● EXERCISE BRIEF: Pull each line containing "anciano" out of the data and copy it.

Data records
++++++
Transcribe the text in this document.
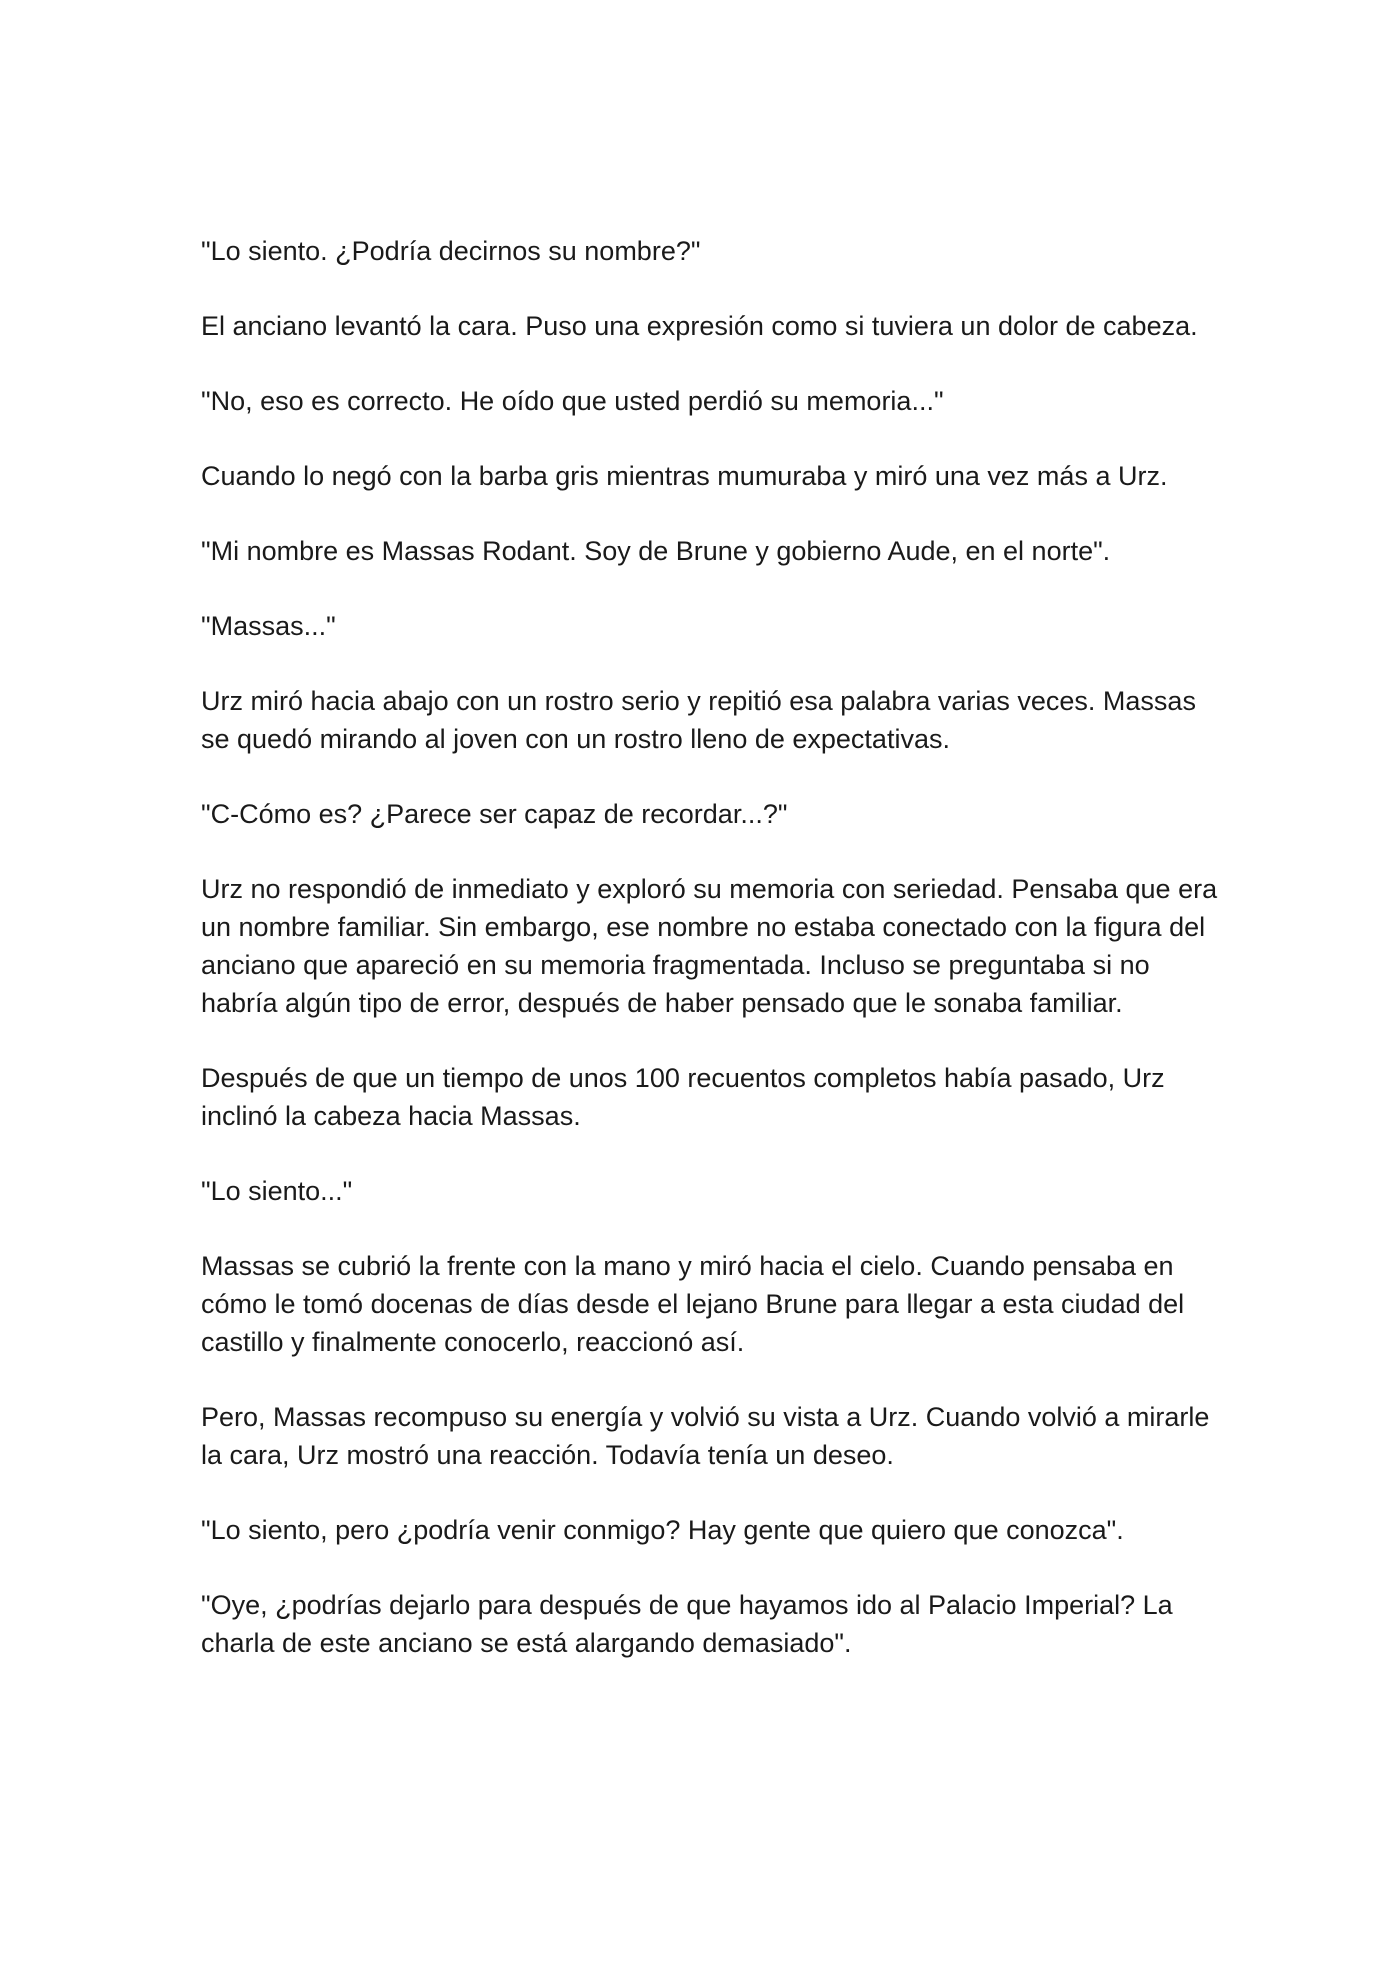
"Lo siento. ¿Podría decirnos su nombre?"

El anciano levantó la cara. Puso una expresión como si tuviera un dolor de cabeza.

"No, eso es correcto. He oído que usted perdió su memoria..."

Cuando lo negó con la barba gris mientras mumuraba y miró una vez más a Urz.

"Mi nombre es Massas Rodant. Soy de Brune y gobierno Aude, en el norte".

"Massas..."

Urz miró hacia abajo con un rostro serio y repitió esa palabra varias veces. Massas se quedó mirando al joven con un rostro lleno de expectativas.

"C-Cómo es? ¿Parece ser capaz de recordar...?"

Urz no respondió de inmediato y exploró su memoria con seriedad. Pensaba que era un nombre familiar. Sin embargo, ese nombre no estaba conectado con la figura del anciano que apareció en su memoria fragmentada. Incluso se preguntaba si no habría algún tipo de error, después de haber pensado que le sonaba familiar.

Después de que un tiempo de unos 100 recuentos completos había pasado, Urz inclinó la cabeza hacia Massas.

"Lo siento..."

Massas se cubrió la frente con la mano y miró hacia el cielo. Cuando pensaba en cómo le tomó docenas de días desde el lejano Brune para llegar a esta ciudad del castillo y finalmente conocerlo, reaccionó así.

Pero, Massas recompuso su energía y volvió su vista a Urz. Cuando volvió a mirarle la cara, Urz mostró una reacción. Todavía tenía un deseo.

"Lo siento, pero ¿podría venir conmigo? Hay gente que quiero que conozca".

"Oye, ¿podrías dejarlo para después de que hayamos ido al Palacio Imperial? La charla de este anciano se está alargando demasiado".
++++++
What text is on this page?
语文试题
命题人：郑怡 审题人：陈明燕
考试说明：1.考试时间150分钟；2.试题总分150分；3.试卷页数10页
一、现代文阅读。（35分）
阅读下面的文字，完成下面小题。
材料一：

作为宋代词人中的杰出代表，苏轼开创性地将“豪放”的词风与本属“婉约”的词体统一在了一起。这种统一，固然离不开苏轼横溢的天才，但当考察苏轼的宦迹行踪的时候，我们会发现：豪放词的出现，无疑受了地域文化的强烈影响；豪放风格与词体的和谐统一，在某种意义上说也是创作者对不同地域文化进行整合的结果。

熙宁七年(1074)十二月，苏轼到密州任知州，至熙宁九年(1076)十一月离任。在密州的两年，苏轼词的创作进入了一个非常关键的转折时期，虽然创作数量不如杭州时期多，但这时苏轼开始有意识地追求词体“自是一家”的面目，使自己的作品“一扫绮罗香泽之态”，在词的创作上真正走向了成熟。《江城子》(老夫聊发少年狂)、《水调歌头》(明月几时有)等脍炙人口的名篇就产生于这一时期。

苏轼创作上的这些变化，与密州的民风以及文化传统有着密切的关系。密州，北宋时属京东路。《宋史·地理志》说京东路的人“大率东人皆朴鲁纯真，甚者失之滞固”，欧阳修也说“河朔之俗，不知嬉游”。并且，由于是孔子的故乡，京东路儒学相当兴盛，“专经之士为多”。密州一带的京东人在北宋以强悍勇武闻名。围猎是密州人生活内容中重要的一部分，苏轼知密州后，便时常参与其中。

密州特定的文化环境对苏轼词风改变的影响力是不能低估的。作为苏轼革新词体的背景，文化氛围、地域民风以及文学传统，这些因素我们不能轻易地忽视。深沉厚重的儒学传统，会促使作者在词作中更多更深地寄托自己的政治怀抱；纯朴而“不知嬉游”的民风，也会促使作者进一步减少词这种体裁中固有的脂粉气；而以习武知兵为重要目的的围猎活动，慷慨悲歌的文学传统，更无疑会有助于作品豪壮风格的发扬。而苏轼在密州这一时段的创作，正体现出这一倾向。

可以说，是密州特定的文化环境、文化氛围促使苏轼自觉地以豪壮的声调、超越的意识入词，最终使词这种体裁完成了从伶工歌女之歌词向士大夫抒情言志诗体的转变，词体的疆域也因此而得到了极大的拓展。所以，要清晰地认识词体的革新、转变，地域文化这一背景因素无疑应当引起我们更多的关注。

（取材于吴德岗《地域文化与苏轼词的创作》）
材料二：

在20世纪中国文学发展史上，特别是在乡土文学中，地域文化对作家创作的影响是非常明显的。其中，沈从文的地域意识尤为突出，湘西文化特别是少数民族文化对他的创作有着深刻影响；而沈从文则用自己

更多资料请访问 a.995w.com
++++++
● ANSWER TO THE PROBLEM:
El anciano levantó la cara. Puso una expresión como si tuviera un dolor de cabeza.
Urz no respondió de inmediato y exploró su memoria con seriedad. Pensaba que era un nombre familiar. Sin embargo, ese nombre no estaba conectado con la figura del anciano que apareció en su memoria fragmentada. Incluso se preguntaba si no habría algún tipo de error, después de haber pensado que le sonaba familiar.
"Oye, ¿podrías dejarlo para después de que hayamos ido al Palacio Imperial? La charla de este anciano se está alargando demasiado".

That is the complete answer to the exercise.